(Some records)

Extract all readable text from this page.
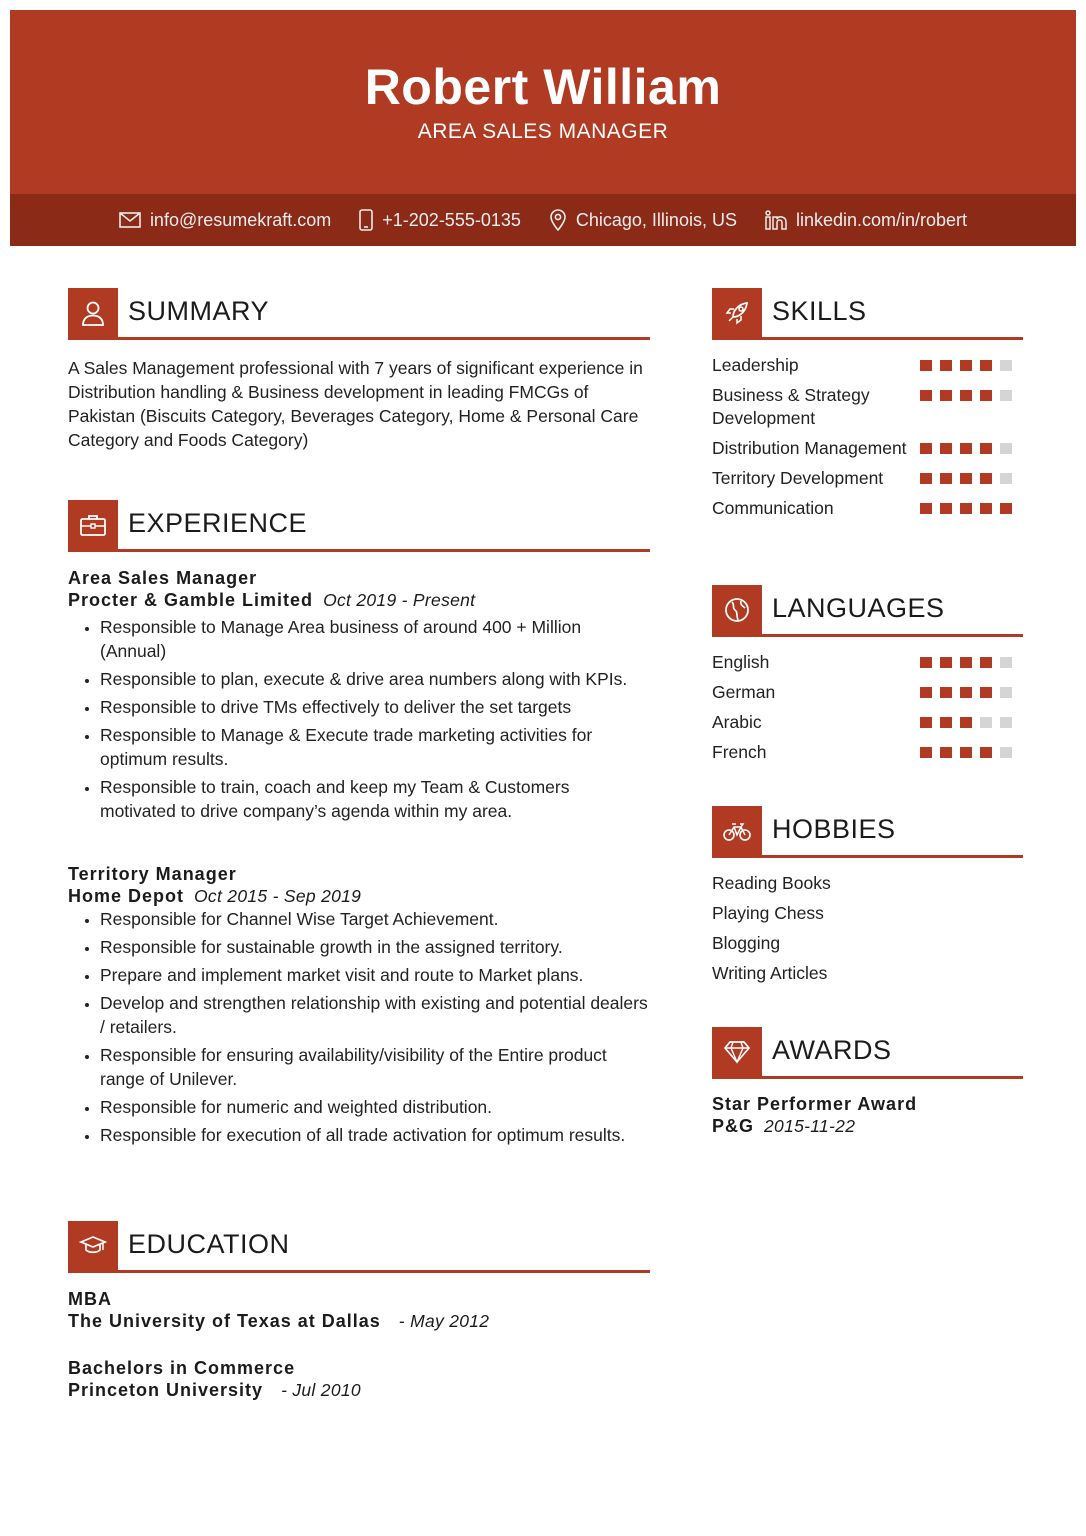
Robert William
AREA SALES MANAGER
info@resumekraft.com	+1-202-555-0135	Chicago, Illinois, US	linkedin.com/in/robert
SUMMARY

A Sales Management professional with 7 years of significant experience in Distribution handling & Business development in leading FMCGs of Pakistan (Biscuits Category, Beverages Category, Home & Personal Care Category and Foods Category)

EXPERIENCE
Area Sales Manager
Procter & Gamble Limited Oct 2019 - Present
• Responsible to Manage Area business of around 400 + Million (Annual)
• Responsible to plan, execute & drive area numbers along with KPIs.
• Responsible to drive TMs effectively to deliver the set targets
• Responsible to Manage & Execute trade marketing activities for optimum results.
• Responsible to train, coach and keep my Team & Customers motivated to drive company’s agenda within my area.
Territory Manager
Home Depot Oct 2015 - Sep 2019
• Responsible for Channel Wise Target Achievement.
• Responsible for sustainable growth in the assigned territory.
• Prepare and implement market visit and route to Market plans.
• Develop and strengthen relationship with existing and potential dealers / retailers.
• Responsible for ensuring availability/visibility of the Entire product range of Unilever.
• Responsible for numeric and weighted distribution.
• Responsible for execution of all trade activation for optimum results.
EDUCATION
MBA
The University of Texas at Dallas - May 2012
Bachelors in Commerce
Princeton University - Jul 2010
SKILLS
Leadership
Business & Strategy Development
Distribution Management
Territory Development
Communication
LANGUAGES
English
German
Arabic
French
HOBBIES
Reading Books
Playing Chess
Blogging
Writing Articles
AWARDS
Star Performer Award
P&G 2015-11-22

**EXERCISE BRIEF:**
All of the entries above should be copied exactly, except for the pictures.

**RESPONSE:**
Extract all readable text from this page.
Robert William
AREA SALES MANAGER
info@resumekraft.com	+1-202-555-0135	Chicago, Illinois, US	linkedin.com/in/robert
SUMMARY

A Sales Management professional with 7 years of significant experience in Distribution handling & Business development in leading FMCGs of Pakistan (Biscuits Category, Beverages Category, Home & Personal Care Category and Foods Category)

EXPERIENCE
Area Sales Manager
Procter & Gamble Limited Oct 2019 - Present
• Responsible to Manage Area business of around 400 + Million (Annual)
• Responsible to plan, execute & drive area numbers along with KPIs.
• Responsible to drive TMs effectively to deliver the set targets
• Responsible to Manage & Execute trade marketing activities for optimum results.
• Responsible to train, coach and keep my Team & Customers motivated to drive company’s agenda within my area.
Territory Manager
Home Depot Oct 2015 - Sep 2019
• Responsible for Channel Wise Target Achievement.
• Responsible for sustainable growth in the assigned territory.
• Prepare and implement market visit and route to Market plans.
• Develop and strengthen relationship with existing and potential dealers / retailers.
• Responsible for ensuring availability/visibility of the Entire product range of Unilever.
• Responsible for numeric and weighted distribution.
• Responsible for execution of all trade activation for optimum results.
EDUCATION
MBA
The University of Texas at Dallas - May 2012
Bachelors in Commerce
Princeton University - Jul 2010
SKILLS
Leadership
Business & Strategy Development
Distribution Management
Territory Development
Communication
LANGUAGES
English
German
Arabic
French
HOBBIES
Reading Books
Playing Chess
Blogging
Writing Articles
AWARDS
Star Performer Award
P&G 2015-11-22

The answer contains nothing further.